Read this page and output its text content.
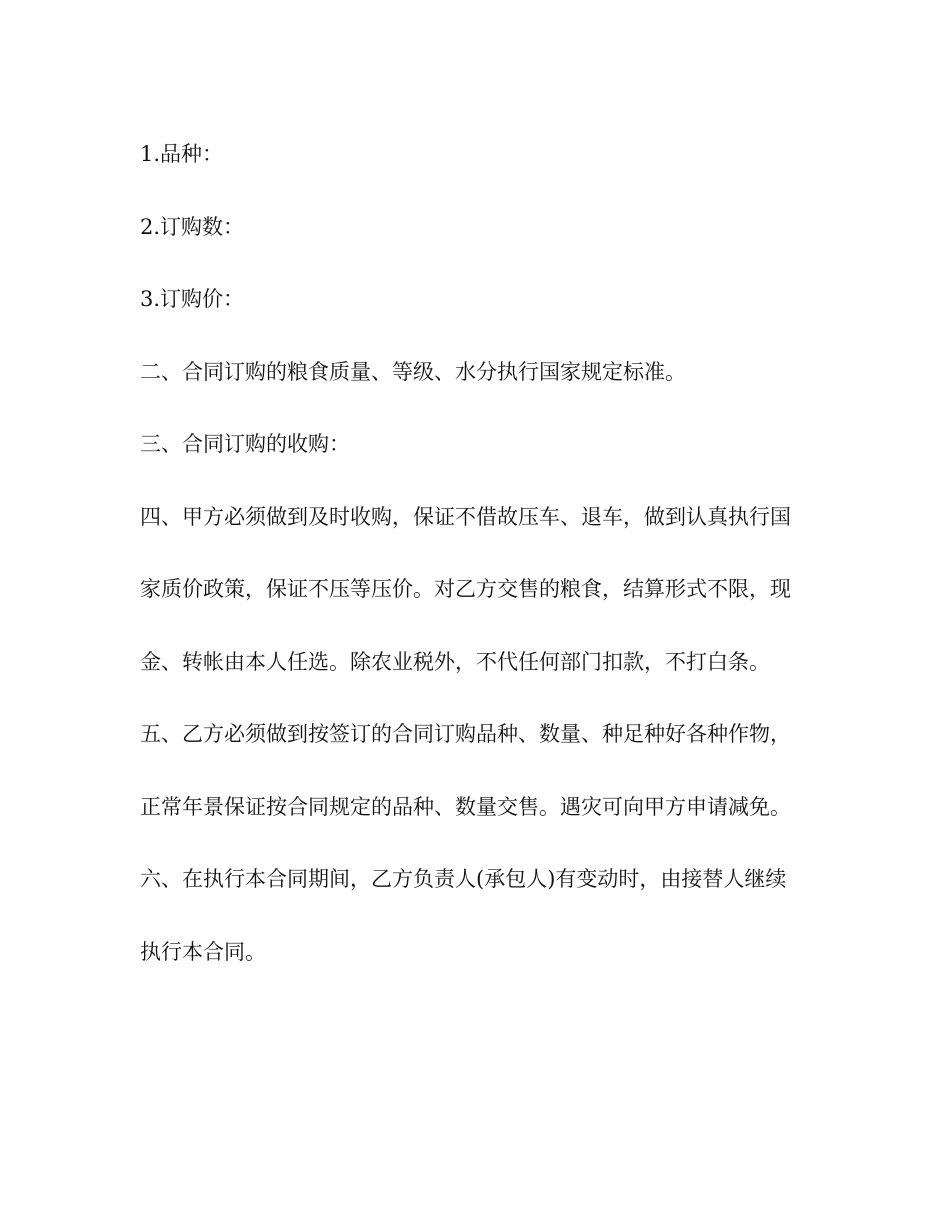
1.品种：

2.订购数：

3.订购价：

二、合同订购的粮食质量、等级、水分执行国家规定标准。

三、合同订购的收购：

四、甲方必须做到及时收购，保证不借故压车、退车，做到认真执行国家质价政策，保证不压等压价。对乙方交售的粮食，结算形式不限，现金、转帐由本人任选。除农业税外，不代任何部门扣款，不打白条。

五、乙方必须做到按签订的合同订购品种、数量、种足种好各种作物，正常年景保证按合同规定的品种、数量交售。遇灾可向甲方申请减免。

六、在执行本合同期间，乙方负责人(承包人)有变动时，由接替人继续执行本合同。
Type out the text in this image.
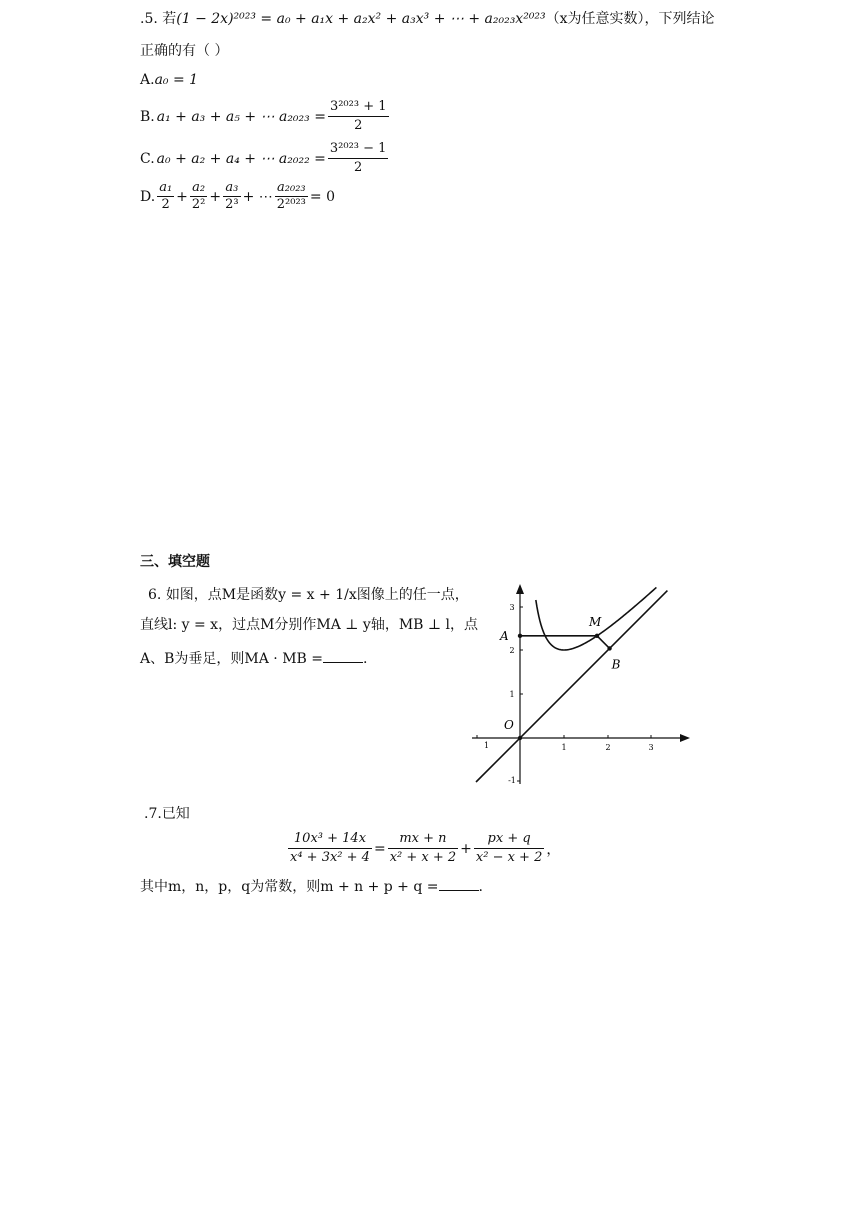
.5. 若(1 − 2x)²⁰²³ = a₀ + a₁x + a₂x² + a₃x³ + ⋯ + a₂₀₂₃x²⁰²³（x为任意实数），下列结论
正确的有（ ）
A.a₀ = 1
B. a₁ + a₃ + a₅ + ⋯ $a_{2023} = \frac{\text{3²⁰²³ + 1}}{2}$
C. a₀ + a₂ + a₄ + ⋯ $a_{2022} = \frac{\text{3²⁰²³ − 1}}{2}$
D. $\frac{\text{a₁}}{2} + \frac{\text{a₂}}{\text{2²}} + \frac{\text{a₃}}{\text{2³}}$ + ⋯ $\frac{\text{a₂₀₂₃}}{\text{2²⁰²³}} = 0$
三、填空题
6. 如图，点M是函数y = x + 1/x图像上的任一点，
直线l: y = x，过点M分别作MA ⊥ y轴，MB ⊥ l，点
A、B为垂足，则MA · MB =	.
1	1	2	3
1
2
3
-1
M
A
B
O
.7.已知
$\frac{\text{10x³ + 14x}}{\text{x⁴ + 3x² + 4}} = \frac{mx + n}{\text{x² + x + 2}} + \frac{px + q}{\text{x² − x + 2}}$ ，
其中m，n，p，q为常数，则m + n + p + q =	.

TASK DESCRIPTION -> Restate the data above word for word. Skip every picture.

RESPONSE ->
Read this page and output its text content.
1.品种：

2.订购数：

3.订购价：

二、合同订购的粮食质量、等级、水分执行国家规定标准。

三、合同订购的收购：

四、甲方必须做到及时收购，保证不借故压车、退车，做到认真执行国家质价政策，保证不压等压价。对乙方交售的粮食，结算形式不限，现金、转帐由本人任选。除农业税外，不代任何部门扣款，不打白条。

五、乙方必须做到按签订的合同订购品种、数量、种足种好各种作物，正常年景保证按合同规定的品种、数量交售。遇灾可向甲方申请减免。

六、在执行本合同期间，乙方负责人(承包人)有变动时，由接替人继续执行本合同。
Type out the text in this image.
.5. 若(1 − 2x)²⁰²³ = a₀ + a₁x + a₂x² + a₃x³ + ⋯ + a₂₀₂₃x²⁰²³（x为任意实数），下列结论
正确的有（ ）
A.a₀ = 1
B. a₁ + a₃ + a₅ + ⋯ $a_{2023} = \frac{\text{3²⁰²³ + 1}}{2}$
C. a₀ + a₂ + a₄ + ⋯ $a_{2022} = \frac{\text{3²⁰²³ − 1}}{2}$
D. $\frac{\text{a₁}}{2} + \frac{\text{a₂}}{\text{2²}} + \frac{\text{a₃}}{\text{2³}}$ + ⋯ $\frac{\text{a₂₀₂₃}}{\text{2²⁰²³}} = 0$
三、填空题
6. 如图，点M是函数y = x + 1/x图像上的任一点，
直线l: y = x，过点M分别作MA ⊥ y轴，MB ⊥ l，点
A、B为垂足，则MA · MB =	.
1	1	2	3
1
2
3
-1
M
A
B
O
.7.已知
$\frac{\text{10x³ + 14x}}{\text{x⁴ + 3x² + 4}} = \frac{mx + n}{\text{x² + x + 2}} + \frac{px + q}{\text{x² − x + 2}}$ ，
其中m，n，p，q为常数，则m + n + p + q =	.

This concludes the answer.